** Goal **
Out of the lines below, please list those that hold the string "Search".

Saved data entries:

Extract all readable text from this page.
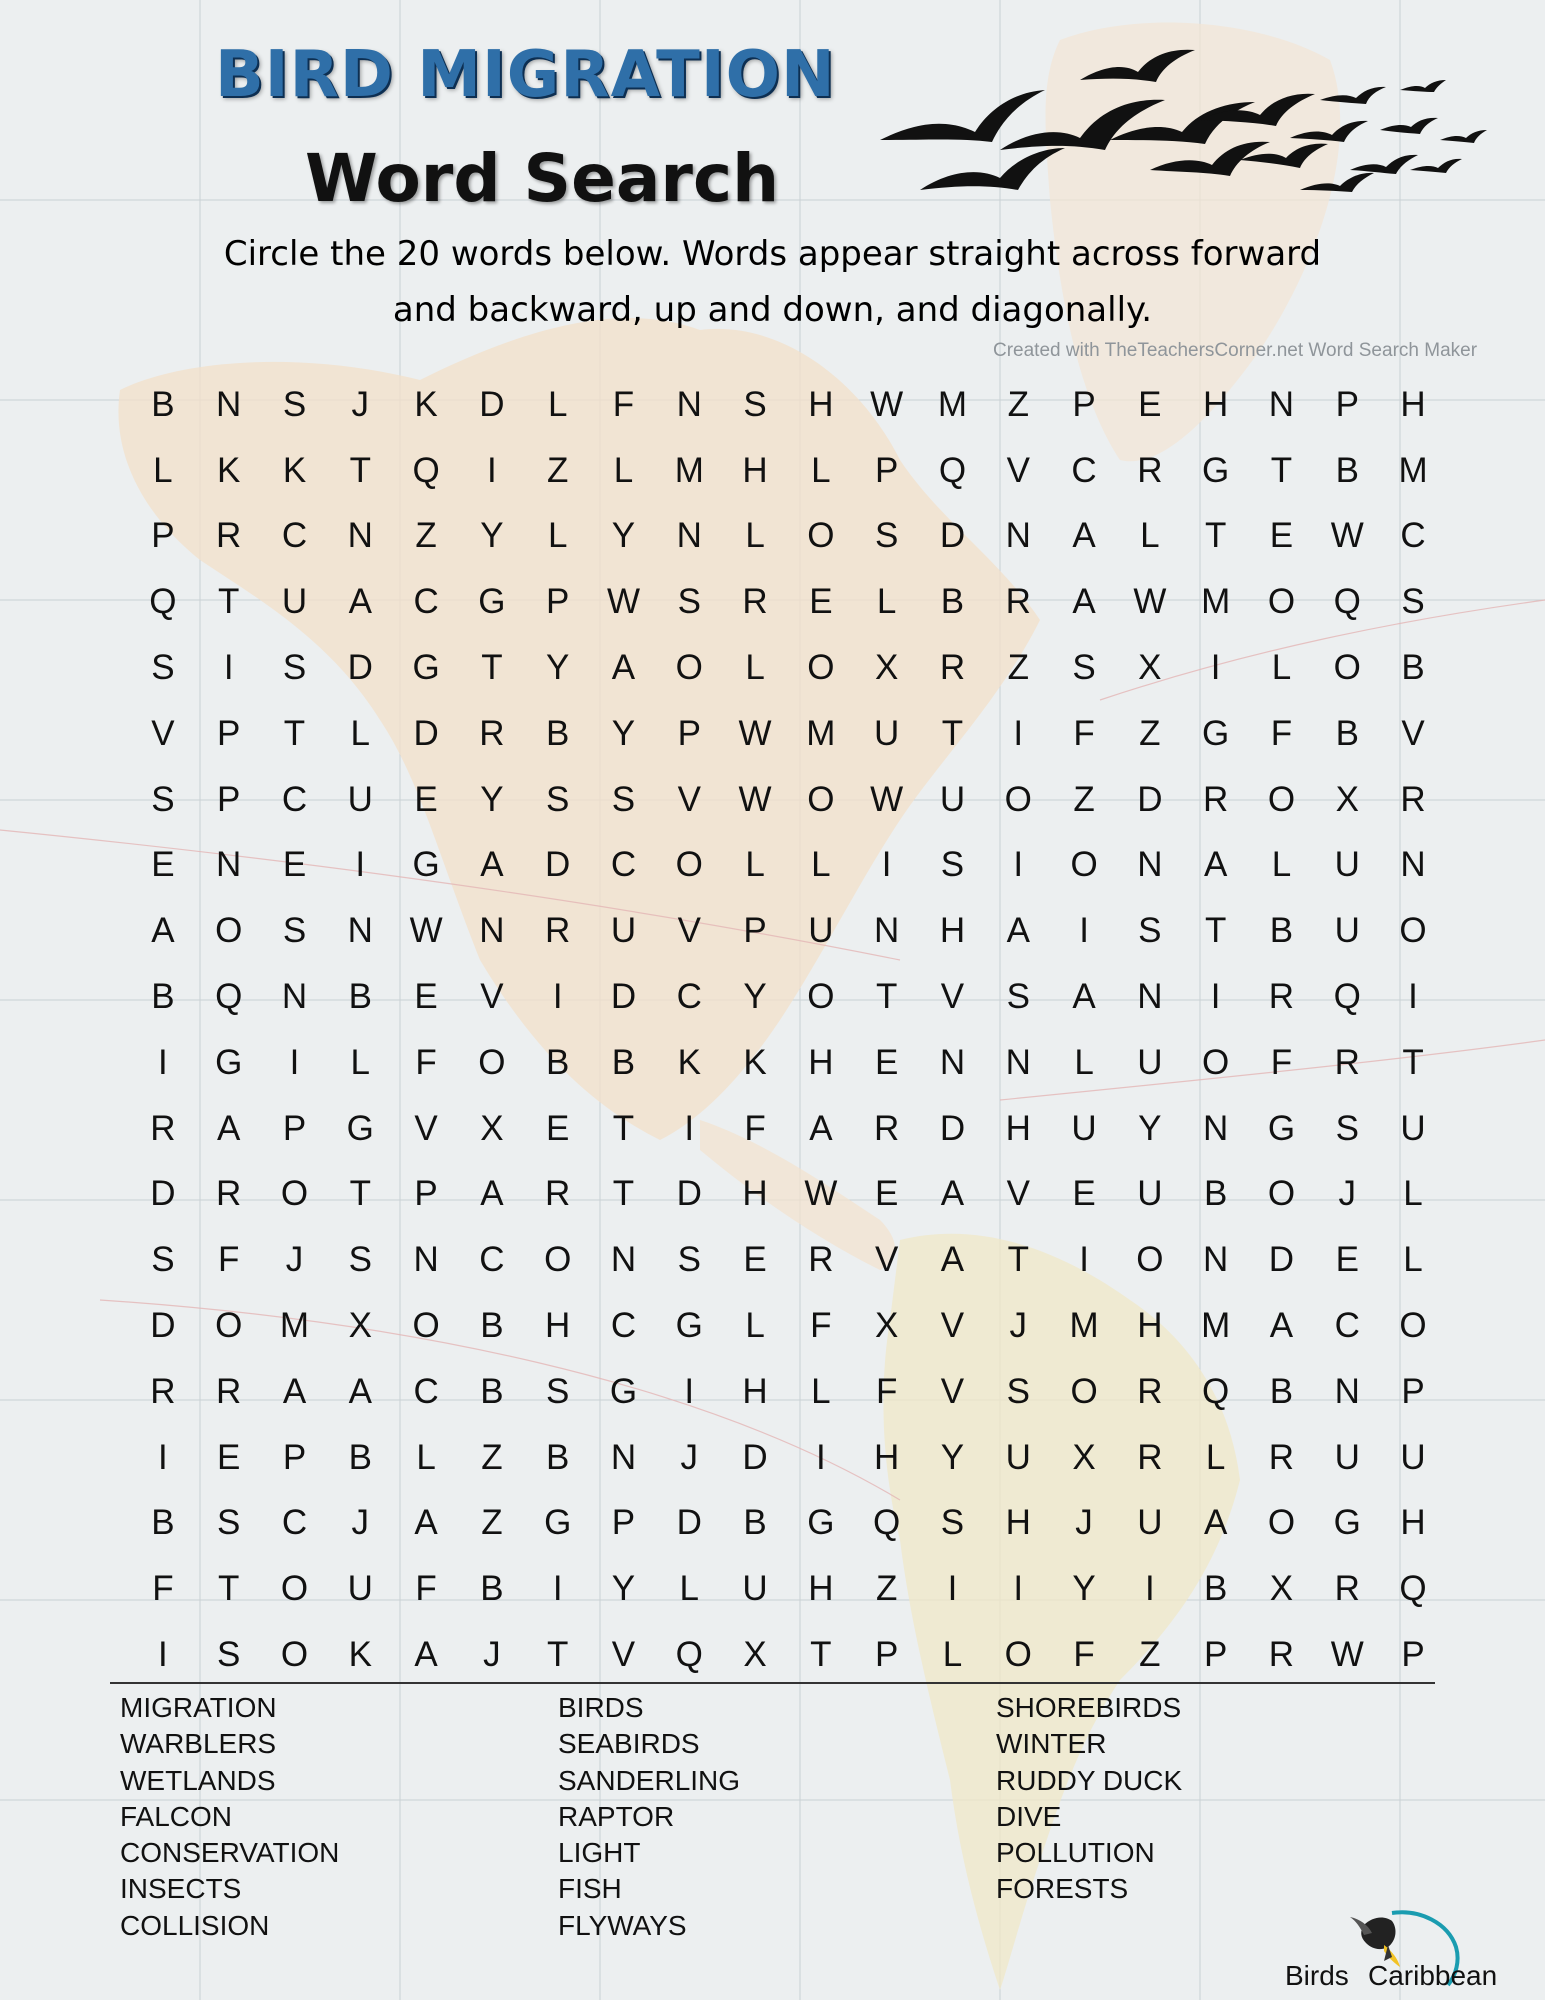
BIRD MIGRATION
Word Search
Circle the 20 words below. Words appear straight across forward
and backward, up and down, and diagonally.
Created with TheTeachersCorner.net Word Search Maker
B	N	S	J	K	D	L	F	N	S	H	W M	Z	P	E	H	N	P	H
L	K	K	T	Q	I	Z	L	M	H	L	P	Q	V	C	R	G	T	B	M
P	R	C	N	Z	Y	L	Y	N	L	O	S	D	N	A	L	T	E	W	C
Q	T	U	A	C	G	P	W	S	R	E	L	B	R	A	W M	O	Q	S
S	I	S	D	G	T	Y	A	O	L	O	X	R	Z	S	X	I	L	O	B
V	P	T	L	D	R	B	Y	P	W M	U	T	I	F	Z	G	F	B	V
S	P	C	U	E	Y	S	S	V	W	O	W	U	O	Z	D	R	O	X	R
E	N	E	I	G	A	D	C	O	L	L	I	S	I	O	N	A	L	U	N
A	O	S	N	W	N	R	U	V	P	U	N	H	A	I	S	T	B	U	O
B	Q	N	B	E	V	I	D	C	Y	O	T	V	S	A	N	I	R	Q	I
I	G	I	L	F	O	B	B	K	K	H	E	N	N	L	U	O	F	R	T
R	A	P	G	V	X	E	T	I	F	A	R	D	H	U	Y	N	G	S	U
D	R	O	T	P	A	R	T	D	H	W	E	A	V	E	U	B	O	J	L
S	F	J	S	N	C	O	N	S	E	R	V	A	T	I	O	N	D	E	L
D	O	M	X	O	B	H	C	G	L	F	X	V	J	M	H	M	A	C	O
R	R	A	A	C	B	S	G	I	H	L	F	V	S	O	R	Q	B	N	P
I	E	P	B	L	Z	B	N	J	D	I	H	Y	U	X	R	L	R	U	U
B	S	C	J	A	Z	G	P	D	B	G	Q	S	H	J	U	A	O	G	H
F	T	O	U	F	B	I	Y	L	U	H	Z	I	I	Y	I	B	X	R	Q
I	S	O	K	A	J	T	V	Q	X	T	P	L	O	F	Z	P	R	W	P
MIGRATION
WARBLERS
WETLANDS
FALCON
CONSERVATION
INSECTS
COLLISION
BIRDS
SEABIRDS
SANDERLING
RAPTOR
LIGHT
FISH
FLYWAYS
SHOREBIRDS
WINTER
RUDDY DUCK
DIVE
POLLUTION
FORESTS
Birds Caribbean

** Answer for the task **
Word Search
Created with TheTeachersCorner.net Word Search Maker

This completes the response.